- Work to do
Your copy of the material must match it exactly, except that pictures are dropped.

[Stored items from a collection]
* * * * * * *
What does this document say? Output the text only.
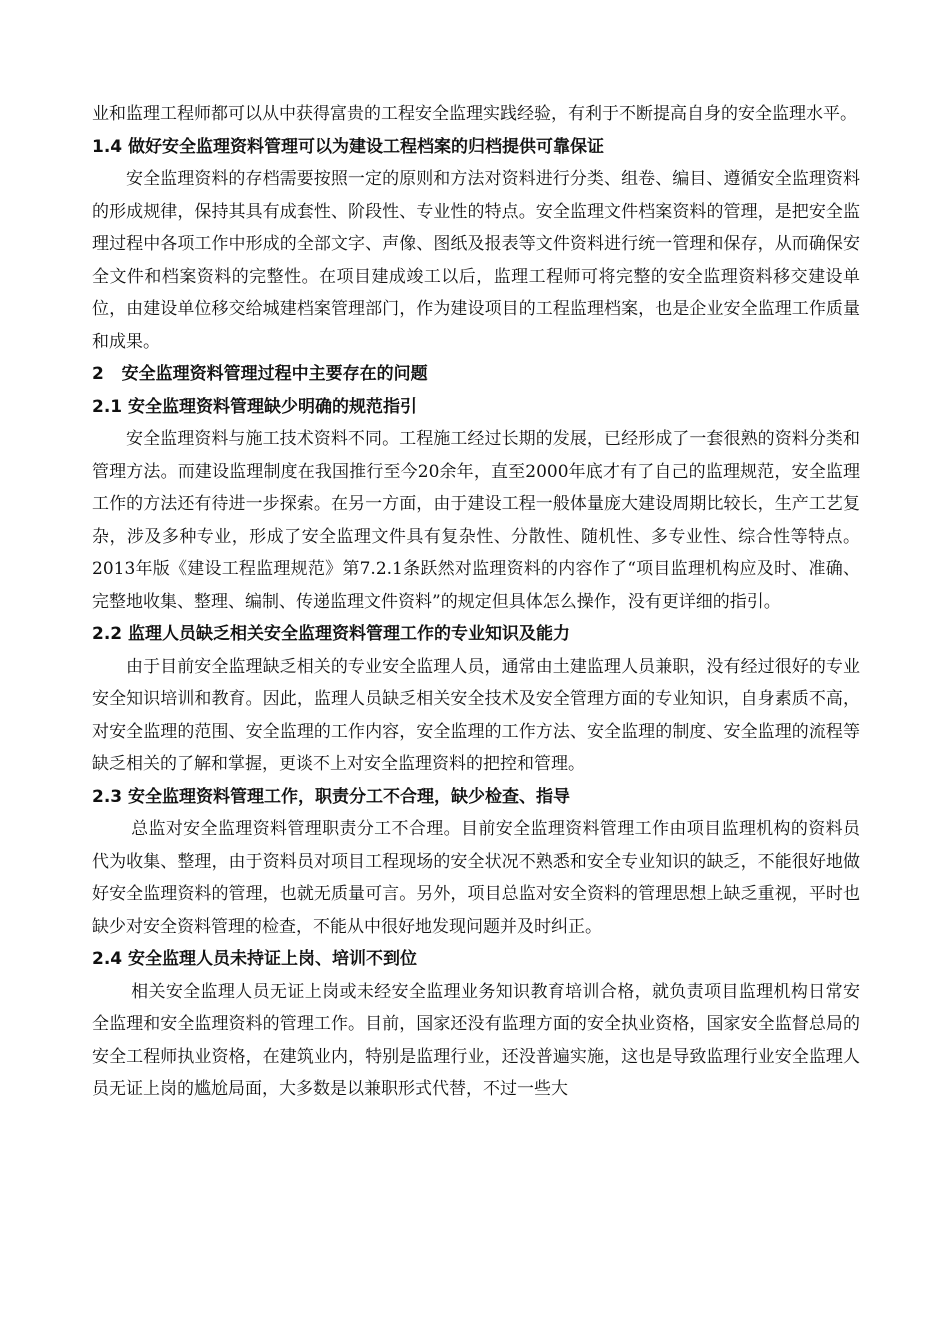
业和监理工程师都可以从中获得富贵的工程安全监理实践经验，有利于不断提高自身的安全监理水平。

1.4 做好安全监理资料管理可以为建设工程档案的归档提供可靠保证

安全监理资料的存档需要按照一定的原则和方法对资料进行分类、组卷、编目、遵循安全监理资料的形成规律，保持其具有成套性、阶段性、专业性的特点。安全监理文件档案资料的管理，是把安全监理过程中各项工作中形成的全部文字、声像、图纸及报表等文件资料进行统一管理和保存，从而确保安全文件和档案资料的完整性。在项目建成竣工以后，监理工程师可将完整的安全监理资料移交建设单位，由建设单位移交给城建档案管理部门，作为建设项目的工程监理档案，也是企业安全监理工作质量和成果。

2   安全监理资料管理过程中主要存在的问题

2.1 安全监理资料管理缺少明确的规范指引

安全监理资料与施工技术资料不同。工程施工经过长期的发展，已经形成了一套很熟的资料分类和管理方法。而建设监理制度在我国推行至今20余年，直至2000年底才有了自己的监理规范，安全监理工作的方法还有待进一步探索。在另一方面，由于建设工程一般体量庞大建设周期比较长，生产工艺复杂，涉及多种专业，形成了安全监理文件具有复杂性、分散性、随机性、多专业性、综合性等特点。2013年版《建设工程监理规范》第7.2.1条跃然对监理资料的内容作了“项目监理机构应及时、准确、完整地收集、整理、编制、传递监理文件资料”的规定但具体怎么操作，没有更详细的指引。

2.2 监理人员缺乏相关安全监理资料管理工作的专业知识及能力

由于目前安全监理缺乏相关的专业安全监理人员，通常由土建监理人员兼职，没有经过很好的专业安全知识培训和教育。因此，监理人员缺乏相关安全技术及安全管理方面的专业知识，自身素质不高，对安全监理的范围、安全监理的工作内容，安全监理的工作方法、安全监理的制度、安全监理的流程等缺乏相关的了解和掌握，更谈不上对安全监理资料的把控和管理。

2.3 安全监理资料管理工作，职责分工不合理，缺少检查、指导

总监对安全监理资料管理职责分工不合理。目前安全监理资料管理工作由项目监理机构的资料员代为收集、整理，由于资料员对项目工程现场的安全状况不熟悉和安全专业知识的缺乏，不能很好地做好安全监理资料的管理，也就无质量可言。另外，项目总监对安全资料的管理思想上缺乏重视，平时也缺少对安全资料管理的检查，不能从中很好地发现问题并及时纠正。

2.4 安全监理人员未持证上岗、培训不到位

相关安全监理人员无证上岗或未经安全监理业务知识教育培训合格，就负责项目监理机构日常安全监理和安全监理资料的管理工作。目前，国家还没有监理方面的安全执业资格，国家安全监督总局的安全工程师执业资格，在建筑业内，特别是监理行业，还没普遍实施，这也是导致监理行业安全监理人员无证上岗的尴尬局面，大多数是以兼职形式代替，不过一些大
* * * * * * *
- Worked answer
What does this document say? Output the text only.
业和监理工程师都可以从中获得富贵的工程安全监理实践经验，有利于不断提高自身的安全监理水平。

1.4 做好安全监理资料管理可以为建设工程档案的归档提供可靠保证

安全监理资料的存档需要按照一定的原则和方法对资料进行分类、组卷、编目、遵循安全监理资料的形成规律，保持其具有成套性、阶段性、专业性的特点。安全监理文件档案资料的管理，是把安全监理过程中各项工作中形成的全部文字、声像、图纸及报表等文件资料进行统一管理和保存，从而确保安全文件和档案资料的完整性。在项目建成竣工以后，监理工程师可将完整的安全监理资料移交建设单位，由建设单位移交给城建档案管理部门，作为建设项目的工程监理档案，也是企业安全监理工作质量和成果。

2   安全监理资料管理过程中主要存在的问题

2.1 安全监理资料管理缺少明确的规范指引

安全监理资料与施工技术资料不同。工程施工经过长期的发展，已经形成了一套很熟的资料分类和管理方法。而建设监理制度在我国推行至今20余年，直至2000年底才有了自己的监理规范，安全监理工作的方法还有待进一步探索。在另一方面，由于建设工程一般体量庞大建设周期比较长，生产工艺复杂，涉及多种专业，形成了安全监理文件具有复杂性、分散性、随机性、多专业性、综合性等特点。2013年版《建设工程监理规范》第7.2.1条跃然对监理资料的内容作了“项目监理机构应及时、准确、完整地收集、整理、编制、传递监理文件资料”的规定但具体怎么操作，没有更详细的指引。

2.2 监理人员缺乏相关安全监理资料管理工作的专业知识及能力

由于目前安全监理缺乏相关的专业安全监理人员，通常由土建监理人员兼职，没有经过很好的专业安全知识培训和教育。因此，监理人员缺乏相关安全技术及安全管理方面的专业知识，自身素质不高，对安全监理的范围、安全监理的工作内容，安全监理的工作方法、安全监理的制度、安全监理的流程等缺乏相关的了解和掌握，更谈不上对安全监理资料的把控和管理。

2.3 安全监理资料管理工作，职责分工不合理，缺少检查、指导

总监对安全监理资料管理职责分工不合理。目前安全监理资料管理工作由项目监理机构的资料员代为收集、整理，由于资料员对项目工程现场的安全状况不熟悉和安全专业知识的缺乏，不能很好地做好安全监理资料的管理，也就无质量可言。另外，项目总监对安全资料的管理思想上缺乏重视，平时也缺少对安全资料管理的检查，不能从中很好地发现问题并及时纠正。

2.4 安全监理人员未持证上岗、培训不到位

相关安全监理人员无证上岗或未经安全监理业务知识教育培训合格，就负责项目监理机构日常安全监理和安全监理资料的管理工作。目前，国家还没有监理方面的安全执业资格，国家安全监督总局的安全工程师执业资格，在建筑业内，特别是监理行业，还没普遍实施，这也是导致监理行业安全监理人员无证上岗的尴尬局面，大多数是以兼职形式代替，不过一些大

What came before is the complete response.